- Short problem -
In the material below, find each line holding the string "development" and copy it.

- Exercise materials -

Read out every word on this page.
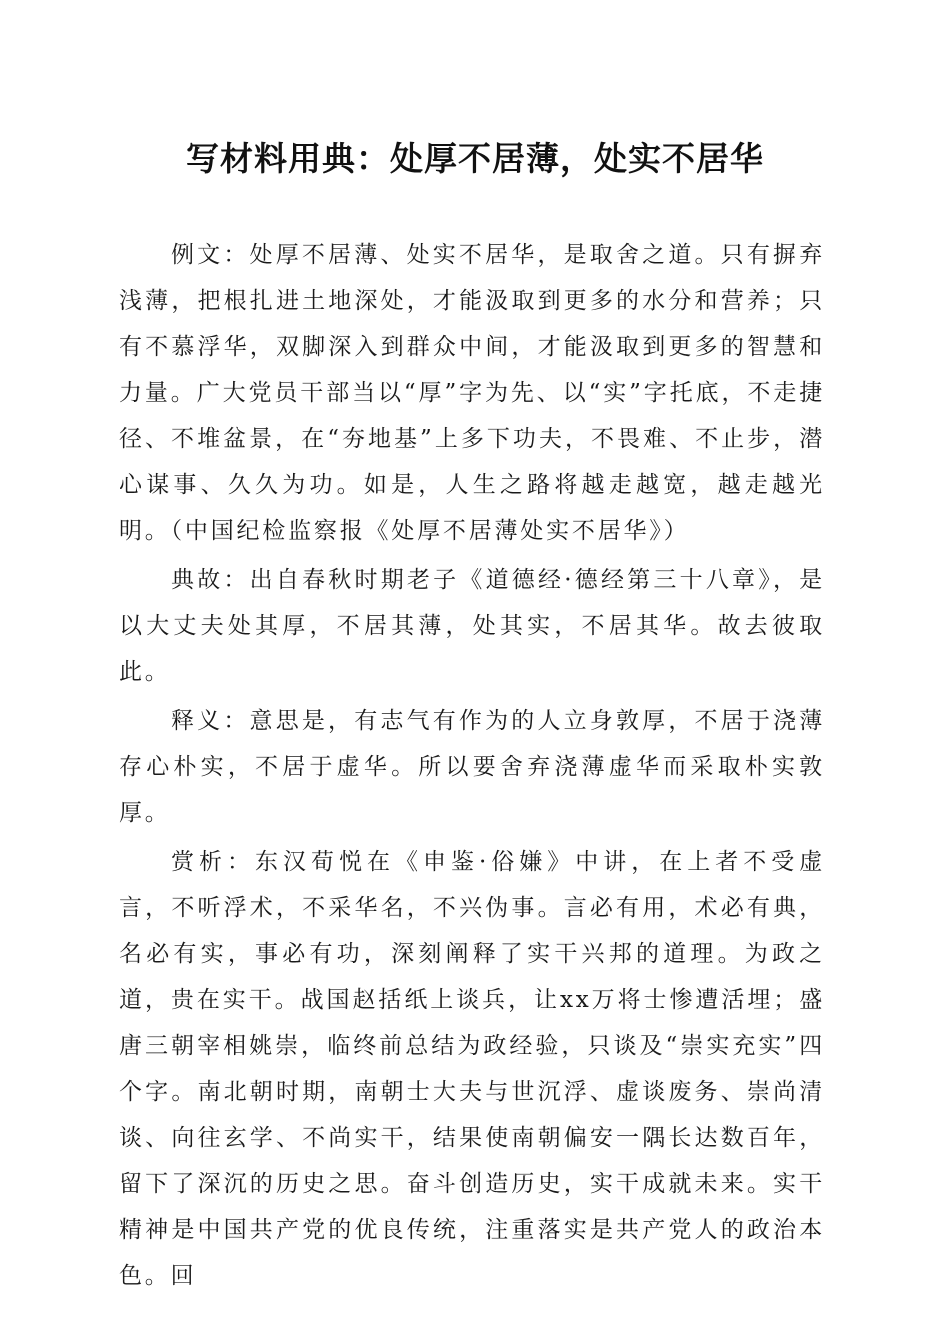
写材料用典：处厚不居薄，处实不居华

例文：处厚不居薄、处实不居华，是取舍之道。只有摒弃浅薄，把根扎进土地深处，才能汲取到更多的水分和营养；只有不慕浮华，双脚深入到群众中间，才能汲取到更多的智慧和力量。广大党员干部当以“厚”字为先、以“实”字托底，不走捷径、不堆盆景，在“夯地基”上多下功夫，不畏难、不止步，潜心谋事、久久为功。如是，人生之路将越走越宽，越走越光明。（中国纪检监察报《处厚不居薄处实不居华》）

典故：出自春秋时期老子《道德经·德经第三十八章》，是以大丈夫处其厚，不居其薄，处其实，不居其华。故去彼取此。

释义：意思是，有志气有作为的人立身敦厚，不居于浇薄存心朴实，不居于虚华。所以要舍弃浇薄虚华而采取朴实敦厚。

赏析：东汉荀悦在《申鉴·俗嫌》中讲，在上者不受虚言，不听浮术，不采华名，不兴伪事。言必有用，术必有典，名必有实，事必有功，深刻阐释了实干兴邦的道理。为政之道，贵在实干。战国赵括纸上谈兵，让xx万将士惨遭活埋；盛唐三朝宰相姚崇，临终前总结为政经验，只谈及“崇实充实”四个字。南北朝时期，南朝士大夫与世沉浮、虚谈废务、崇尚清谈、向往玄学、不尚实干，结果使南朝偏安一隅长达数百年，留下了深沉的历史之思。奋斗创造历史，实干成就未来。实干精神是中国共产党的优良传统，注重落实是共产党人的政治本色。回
---
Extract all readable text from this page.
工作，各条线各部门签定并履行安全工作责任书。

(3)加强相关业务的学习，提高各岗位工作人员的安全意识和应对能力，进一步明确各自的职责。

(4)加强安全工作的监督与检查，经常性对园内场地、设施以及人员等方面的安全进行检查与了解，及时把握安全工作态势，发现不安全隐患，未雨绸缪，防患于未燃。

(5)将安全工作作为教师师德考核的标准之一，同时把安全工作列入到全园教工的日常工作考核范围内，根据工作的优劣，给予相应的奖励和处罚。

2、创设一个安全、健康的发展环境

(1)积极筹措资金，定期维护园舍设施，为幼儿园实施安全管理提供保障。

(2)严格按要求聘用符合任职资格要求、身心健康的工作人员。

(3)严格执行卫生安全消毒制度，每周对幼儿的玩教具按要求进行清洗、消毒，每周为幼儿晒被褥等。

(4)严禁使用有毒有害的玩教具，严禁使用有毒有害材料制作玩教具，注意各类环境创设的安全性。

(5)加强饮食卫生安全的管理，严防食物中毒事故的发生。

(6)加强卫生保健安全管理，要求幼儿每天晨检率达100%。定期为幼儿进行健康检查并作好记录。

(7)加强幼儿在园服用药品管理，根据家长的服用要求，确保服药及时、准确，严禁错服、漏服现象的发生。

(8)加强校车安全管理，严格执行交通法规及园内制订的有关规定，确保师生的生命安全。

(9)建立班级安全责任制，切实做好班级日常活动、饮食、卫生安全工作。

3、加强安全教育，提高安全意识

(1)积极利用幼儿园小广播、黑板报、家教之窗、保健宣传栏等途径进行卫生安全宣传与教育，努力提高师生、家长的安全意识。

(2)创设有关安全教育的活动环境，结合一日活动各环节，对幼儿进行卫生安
==
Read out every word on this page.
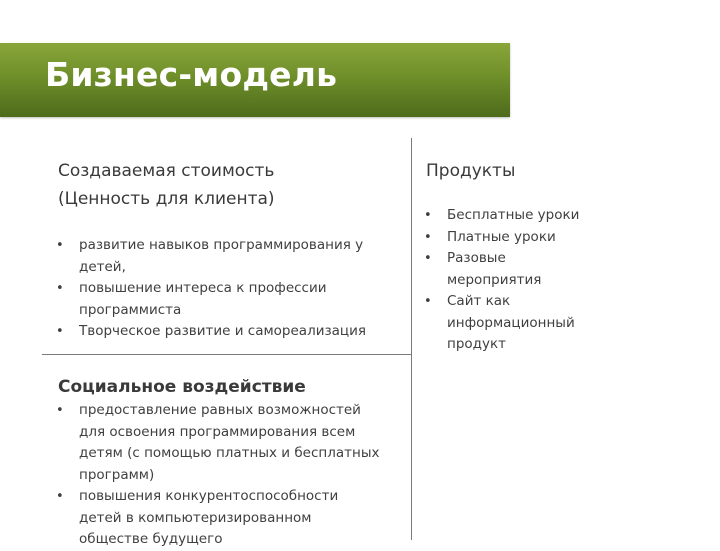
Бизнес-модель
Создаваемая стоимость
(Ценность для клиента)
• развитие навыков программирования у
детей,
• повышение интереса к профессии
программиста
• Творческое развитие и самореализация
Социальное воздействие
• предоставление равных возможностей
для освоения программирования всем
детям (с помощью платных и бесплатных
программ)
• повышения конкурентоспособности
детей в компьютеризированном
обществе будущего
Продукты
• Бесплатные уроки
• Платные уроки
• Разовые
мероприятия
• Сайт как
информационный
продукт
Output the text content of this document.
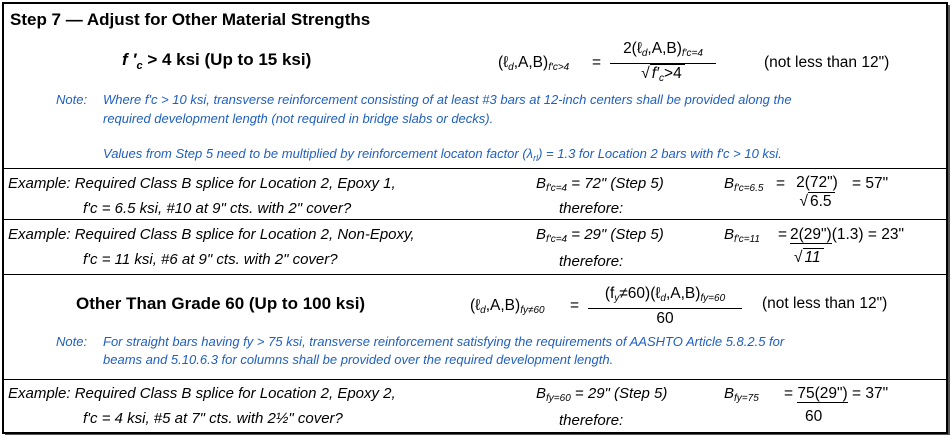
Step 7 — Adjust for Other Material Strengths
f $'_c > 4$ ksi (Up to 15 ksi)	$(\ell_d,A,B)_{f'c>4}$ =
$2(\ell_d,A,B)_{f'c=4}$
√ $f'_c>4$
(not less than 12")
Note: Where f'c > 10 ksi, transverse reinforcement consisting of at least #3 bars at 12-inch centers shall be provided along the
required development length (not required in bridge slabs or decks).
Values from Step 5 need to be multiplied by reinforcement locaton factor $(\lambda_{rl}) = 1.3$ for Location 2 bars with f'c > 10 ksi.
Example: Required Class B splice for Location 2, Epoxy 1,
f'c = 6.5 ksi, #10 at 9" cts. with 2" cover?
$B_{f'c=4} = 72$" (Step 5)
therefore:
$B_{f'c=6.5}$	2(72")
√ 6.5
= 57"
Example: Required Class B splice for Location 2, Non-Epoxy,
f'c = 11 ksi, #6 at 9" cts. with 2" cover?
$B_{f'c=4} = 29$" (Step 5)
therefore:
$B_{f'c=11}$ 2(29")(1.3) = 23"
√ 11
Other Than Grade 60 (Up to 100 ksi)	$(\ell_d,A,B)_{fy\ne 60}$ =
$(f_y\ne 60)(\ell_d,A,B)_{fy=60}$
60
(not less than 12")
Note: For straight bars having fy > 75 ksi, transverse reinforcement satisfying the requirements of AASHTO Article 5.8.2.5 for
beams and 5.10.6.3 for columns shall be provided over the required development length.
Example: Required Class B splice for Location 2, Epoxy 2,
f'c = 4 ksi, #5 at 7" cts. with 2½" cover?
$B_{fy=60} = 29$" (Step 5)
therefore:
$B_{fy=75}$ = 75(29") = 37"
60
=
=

- Written response -
required development length (not required in bridge slabs or decks).
beams and 5.10.6.3 for columns shall be provided over the required development length.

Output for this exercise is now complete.